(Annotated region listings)
— begin —

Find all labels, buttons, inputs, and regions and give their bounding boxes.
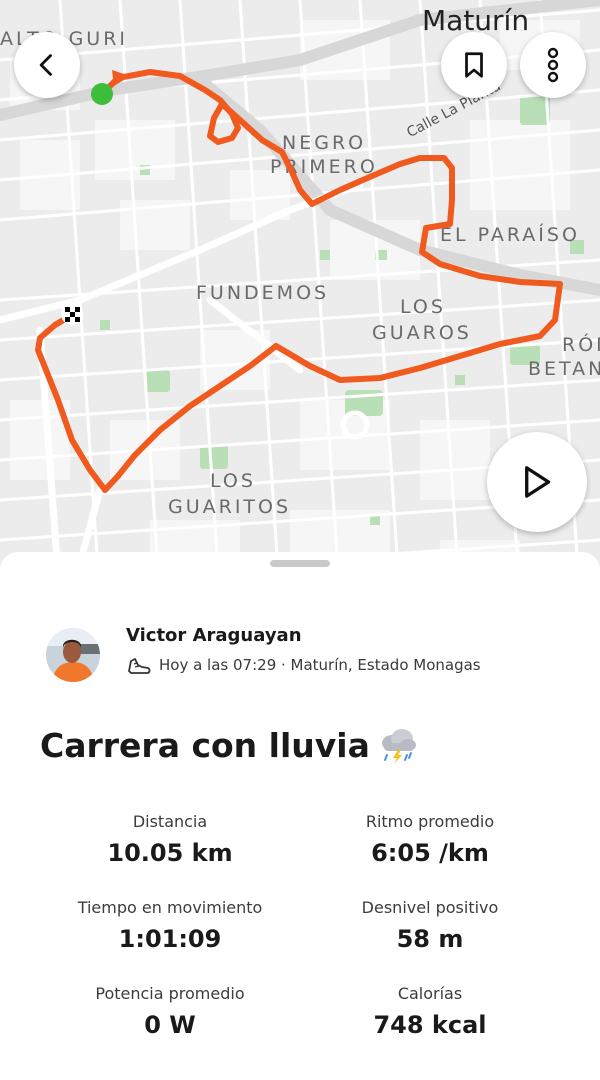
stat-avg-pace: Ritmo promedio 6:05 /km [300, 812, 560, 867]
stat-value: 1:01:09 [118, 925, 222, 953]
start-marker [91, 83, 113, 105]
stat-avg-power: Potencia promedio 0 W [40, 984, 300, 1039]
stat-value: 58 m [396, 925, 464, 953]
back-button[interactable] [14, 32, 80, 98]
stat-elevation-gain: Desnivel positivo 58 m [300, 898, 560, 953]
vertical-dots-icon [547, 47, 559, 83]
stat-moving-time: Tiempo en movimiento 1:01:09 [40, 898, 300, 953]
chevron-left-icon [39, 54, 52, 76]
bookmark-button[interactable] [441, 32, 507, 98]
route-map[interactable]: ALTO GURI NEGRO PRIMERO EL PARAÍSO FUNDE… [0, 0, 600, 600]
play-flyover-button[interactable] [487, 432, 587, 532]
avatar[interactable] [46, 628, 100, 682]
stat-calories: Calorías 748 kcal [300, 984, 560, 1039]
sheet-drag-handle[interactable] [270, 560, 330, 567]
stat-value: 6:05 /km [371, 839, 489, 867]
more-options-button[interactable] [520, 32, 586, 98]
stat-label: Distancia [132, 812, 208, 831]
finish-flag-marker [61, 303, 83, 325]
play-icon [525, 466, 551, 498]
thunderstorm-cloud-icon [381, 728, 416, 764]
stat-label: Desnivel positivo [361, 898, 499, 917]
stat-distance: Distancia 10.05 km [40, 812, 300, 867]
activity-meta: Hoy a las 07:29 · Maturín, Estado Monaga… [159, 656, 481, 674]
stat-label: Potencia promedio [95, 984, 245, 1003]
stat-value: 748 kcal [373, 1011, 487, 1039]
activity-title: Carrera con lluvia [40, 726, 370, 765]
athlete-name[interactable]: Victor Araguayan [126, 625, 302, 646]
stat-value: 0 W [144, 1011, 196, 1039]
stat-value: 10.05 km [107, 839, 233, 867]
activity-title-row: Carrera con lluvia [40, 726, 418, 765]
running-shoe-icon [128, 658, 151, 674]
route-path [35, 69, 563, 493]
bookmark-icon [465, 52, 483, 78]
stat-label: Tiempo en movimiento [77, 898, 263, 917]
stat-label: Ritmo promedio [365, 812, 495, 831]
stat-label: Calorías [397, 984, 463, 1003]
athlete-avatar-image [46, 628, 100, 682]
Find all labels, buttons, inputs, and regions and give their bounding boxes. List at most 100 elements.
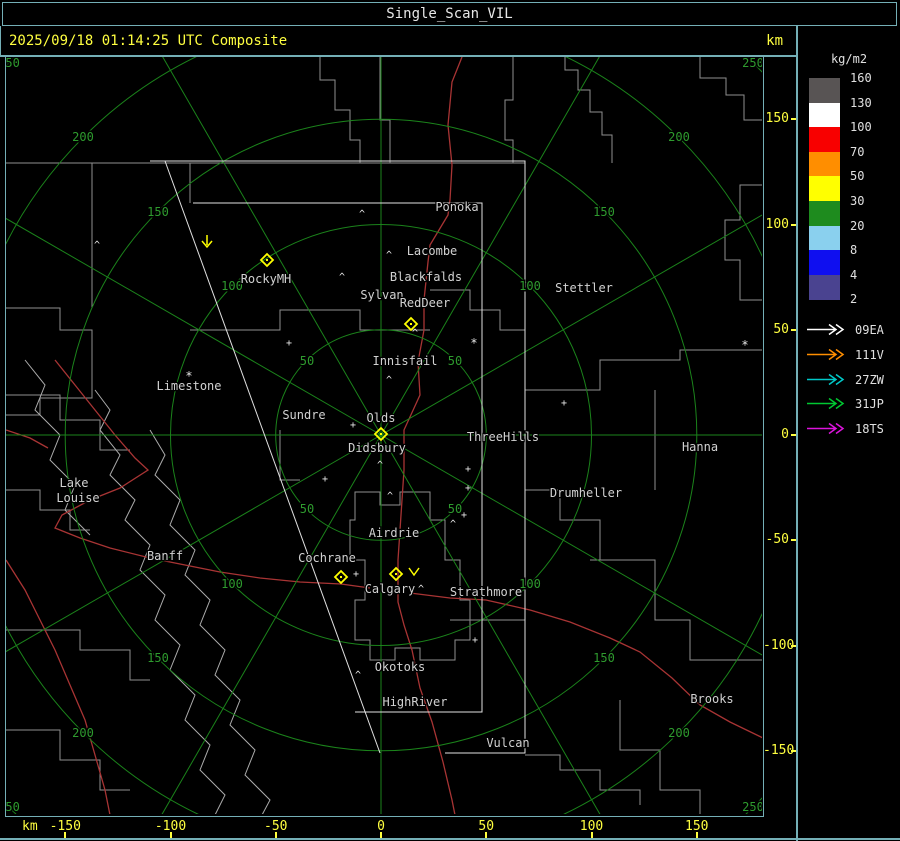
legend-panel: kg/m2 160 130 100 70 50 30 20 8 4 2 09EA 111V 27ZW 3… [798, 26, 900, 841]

— end —

Exercise description:
Update the entries starting at the line that has "stat-avg-pace: Ritmo promedio" and ending after the line that has "most 100 elements." by replacing "stat-label" with "stat-caption" throughout, leaving everything else as it is.

Completed exercise:
stat-avg-pace: Ritmo promedio 6:05 /km [300, 812, 560, 867]
stat-value: 1:01:09 [118, 925, 222, 953]
start-marker [91, 83, 113, 105]
stat-avg-power: Potencia promedio 0 W [40, 984, 300, 1039]
stat-value: 58 m [396, 925, 464, 953]
back-button[interactable] [14, 32, 80, 98]
stat-elevation-gain: Desnivel positivo 58 m [300, 898, 560, 953]
vertical-dots-icon [547, 47, 559, 83]
stat-moving-time: Tiempo en movimiento 1:01:09 [40, 898, 300, 953]
chevron-left-icon [39, 54, 52, 76]
bookmark-button[interactable] [441, 32, 507, 98]
route-map[interactable]: ALTO GURI NEGRO PRIMERO EL PARAÍSO FUNDE… [0, 0, 600, 600]
play-flyover-button[interactable] [487, 432, 587, 532]
avatar[interactable] [46, 628, 100, 682]
stat-calories: Calorías 748 kcal [300, 984, 560, 1039]
sheet-drag-handle[interactable] [270, 560, 330, 567]
stat-value: 6:05 /km [371, 839, 489, 867]
more-options-button[interactable] [520, 32, 586, 98]
stat-caption: Distancia [132, 812, 208, 831]
finish-flag-marker [61, 303, 83, 325]
play-icon [525, 466, 551, 498]
thunderstorm-cloud-icon [381, 728, 416, 764]
stat-caption: Desnivel positivo [361, 898, 499, 917]
stat-distance: Distancia 10.05 km [40, 812, 300, 867]
activity-meta: Hoy a las 07:29 · Maturín, Estado Monaga… [159, 656, 481, 674]
stat-caption: Potencia promedio [95, 984, 245, 1003]
stat-value: 748 kcal [373, 1011, 487, 1039]
activity-title: Carrera con lluvia [40, 726, 370, 765]
athlete-name[interactable]: Victor Araguayan [126, 625, 302, 646]
stat-value: 0 W [144, 1011, 196, 1039]
stat-value: 10.05 km [107, 839, 233, 867]
activity-title-row: Carrera con lluvia [40, 726, 418, 765]
running-shoe-icon [128, 658, 151, 674]
route-path [35, 69, 563, 493]
bookmark-icon [465, 52, 483, 78]
stat-caption: Tiempo en movimiento [77, 898, 263, 917]
stat-caption: Ritmo promedio [365, 812, 495, 831]
stat-caption: Calorías [397, 984, 463, 1003]
athlete-avatar-image [46, 628, 100, 682]
Find all labels, buttons, inputs, and regions and give their bounding boxes. List at most 100 elements.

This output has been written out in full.